**INSTRUCTIONS TO FOLLOW**: Copy every line of the data that contains the string "series".

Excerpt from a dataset
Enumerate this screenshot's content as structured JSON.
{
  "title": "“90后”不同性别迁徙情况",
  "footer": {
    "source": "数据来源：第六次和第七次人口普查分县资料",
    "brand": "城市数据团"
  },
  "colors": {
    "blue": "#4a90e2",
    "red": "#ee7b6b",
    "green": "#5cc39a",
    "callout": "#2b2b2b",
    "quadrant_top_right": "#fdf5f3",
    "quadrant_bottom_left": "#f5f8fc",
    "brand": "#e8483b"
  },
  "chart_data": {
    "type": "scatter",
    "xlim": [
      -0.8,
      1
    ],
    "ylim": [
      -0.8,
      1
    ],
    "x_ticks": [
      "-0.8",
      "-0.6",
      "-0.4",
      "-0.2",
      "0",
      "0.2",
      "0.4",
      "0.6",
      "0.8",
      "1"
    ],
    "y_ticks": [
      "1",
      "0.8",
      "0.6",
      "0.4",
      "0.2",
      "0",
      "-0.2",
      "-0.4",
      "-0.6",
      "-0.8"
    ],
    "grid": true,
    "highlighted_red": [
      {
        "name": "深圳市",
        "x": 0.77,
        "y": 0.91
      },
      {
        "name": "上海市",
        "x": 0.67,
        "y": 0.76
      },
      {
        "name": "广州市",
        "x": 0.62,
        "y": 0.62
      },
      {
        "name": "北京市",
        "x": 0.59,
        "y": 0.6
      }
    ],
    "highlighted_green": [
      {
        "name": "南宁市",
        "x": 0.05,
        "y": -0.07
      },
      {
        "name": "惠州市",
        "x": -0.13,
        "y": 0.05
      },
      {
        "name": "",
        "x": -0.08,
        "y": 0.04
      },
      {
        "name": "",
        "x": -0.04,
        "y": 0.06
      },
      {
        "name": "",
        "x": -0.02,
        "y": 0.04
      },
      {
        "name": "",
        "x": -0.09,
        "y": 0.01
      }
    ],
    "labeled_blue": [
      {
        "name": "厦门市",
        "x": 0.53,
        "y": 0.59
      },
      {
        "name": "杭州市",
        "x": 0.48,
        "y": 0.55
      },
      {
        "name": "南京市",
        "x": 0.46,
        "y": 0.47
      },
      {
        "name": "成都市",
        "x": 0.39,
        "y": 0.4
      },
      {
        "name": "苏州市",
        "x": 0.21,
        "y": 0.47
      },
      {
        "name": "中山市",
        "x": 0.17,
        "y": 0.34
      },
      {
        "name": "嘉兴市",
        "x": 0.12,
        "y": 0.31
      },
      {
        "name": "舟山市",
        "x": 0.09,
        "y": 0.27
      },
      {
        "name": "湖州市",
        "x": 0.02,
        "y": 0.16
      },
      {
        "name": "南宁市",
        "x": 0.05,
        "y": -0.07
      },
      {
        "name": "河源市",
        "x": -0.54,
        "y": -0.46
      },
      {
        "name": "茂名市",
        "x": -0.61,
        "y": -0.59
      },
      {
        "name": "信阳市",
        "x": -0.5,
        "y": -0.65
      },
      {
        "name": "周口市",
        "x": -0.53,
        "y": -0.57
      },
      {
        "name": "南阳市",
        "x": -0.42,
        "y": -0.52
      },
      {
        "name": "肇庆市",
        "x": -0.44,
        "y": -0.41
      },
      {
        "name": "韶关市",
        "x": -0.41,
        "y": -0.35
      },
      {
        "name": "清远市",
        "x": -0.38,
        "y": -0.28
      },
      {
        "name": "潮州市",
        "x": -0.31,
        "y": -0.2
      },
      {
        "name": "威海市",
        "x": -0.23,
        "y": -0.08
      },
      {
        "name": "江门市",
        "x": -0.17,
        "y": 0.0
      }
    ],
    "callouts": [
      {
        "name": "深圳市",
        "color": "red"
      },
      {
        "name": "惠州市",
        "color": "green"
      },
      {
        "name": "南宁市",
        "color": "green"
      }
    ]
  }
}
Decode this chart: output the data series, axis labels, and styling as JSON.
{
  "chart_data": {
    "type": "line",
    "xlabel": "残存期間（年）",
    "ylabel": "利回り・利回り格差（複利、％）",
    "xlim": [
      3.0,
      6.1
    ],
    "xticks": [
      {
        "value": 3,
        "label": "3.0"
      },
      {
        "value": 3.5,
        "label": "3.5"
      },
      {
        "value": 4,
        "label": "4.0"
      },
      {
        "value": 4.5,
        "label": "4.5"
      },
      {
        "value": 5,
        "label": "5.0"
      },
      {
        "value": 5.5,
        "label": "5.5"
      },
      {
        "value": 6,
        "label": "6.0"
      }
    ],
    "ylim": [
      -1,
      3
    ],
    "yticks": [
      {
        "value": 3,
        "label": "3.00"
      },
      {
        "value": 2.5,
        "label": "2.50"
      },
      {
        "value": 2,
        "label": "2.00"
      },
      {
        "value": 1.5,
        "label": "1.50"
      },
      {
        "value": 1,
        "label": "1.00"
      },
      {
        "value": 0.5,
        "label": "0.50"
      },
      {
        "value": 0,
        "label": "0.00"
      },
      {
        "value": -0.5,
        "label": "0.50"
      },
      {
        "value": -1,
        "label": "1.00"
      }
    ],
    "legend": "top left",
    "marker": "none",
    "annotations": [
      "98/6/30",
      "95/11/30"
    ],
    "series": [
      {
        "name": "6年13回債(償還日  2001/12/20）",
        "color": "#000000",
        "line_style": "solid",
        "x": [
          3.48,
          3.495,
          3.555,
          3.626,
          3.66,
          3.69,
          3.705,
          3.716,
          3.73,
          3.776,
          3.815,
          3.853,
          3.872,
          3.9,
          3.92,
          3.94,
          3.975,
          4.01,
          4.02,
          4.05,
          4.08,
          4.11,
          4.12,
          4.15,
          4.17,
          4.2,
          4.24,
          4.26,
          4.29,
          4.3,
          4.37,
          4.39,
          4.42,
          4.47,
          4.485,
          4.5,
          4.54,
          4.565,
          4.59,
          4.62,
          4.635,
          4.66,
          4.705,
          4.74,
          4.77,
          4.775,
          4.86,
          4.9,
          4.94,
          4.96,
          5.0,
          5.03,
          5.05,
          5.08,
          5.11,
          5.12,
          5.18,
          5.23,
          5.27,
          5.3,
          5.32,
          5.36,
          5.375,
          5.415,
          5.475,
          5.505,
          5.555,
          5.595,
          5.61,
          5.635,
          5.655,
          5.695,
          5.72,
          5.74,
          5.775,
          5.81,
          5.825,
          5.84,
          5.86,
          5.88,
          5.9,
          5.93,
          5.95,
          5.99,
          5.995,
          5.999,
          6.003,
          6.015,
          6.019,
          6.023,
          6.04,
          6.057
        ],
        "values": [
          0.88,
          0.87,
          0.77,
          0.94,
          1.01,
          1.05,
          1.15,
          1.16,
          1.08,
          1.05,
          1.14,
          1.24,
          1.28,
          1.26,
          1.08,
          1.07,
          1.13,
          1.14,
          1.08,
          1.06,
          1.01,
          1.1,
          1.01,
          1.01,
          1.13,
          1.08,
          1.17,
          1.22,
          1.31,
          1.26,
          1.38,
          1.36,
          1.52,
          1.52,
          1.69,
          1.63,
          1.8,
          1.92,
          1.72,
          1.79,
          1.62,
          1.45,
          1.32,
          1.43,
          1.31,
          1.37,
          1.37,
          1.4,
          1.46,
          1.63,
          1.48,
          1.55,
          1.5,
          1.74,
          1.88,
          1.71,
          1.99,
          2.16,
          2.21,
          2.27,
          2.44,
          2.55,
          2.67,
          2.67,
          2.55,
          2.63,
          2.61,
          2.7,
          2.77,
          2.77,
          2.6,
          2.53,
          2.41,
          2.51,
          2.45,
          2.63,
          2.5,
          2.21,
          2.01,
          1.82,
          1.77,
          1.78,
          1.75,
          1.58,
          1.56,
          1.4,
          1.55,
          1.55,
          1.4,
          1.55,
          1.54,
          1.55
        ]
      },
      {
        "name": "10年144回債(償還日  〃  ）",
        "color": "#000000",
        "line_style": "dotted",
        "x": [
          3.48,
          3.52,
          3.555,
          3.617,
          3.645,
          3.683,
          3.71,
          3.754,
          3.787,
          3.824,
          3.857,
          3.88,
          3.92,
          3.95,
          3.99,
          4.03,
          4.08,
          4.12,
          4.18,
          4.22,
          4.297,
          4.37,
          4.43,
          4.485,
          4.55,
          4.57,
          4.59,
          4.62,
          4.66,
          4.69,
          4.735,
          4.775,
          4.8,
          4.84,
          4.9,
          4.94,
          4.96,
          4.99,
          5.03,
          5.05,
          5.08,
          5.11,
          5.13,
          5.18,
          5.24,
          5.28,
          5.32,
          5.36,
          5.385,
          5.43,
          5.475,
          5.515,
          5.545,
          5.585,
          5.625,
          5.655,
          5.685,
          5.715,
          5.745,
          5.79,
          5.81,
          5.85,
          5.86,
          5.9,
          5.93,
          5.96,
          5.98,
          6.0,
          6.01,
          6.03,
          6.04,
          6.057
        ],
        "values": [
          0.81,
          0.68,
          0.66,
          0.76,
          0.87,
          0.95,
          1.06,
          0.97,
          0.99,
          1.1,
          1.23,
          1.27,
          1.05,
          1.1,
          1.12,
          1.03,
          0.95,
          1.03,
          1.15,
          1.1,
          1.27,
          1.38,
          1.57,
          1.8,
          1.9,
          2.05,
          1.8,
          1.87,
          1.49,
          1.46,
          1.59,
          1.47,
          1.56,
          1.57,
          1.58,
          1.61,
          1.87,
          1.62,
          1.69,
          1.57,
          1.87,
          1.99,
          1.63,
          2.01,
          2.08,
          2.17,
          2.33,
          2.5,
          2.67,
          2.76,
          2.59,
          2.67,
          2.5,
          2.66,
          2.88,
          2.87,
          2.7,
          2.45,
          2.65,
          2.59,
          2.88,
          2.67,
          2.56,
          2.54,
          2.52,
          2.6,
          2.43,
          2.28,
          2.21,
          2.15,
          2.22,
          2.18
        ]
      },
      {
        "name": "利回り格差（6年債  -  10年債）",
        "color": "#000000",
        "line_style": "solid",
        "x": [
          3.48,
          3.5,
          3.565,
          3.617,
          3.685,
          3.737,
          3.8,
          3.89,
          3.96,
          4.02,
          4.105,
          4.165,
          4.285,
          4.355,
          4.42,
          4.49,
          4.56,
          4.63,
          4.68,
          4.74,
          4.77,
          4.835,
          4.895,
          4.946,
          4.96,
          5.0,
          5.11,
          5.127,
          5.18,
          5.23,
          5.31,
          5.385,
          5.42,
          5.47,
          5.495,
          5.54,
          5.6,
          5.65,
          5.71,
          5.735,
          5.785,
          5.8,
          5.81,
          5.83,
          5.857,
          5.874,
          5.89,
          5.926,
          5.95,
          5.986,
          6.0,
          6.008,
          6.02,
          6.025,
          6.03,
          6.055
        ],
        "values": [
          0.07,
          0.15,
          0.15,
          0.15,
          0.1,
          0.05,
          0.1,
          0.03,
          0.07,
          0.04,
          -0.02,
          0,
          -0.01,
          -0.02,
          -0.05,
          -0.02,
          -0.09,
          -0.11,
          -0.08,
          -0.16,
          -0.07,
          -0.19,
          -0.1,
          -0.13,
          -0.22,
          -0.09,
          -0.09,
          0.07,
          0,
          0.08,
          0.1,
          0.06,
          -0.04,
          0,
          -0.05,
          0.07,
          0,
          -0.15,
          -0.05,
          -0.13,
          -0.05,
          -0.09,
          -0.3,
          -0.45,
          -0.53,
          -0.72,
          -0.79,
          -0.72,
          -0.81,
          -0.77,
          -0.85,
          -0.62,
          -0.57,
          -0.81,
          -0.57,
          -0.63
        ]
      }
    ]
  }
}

**WRITTEN SOLUTION**:
Decode this chart: output the data series, axis labels, and styling as JSON.
    "series": [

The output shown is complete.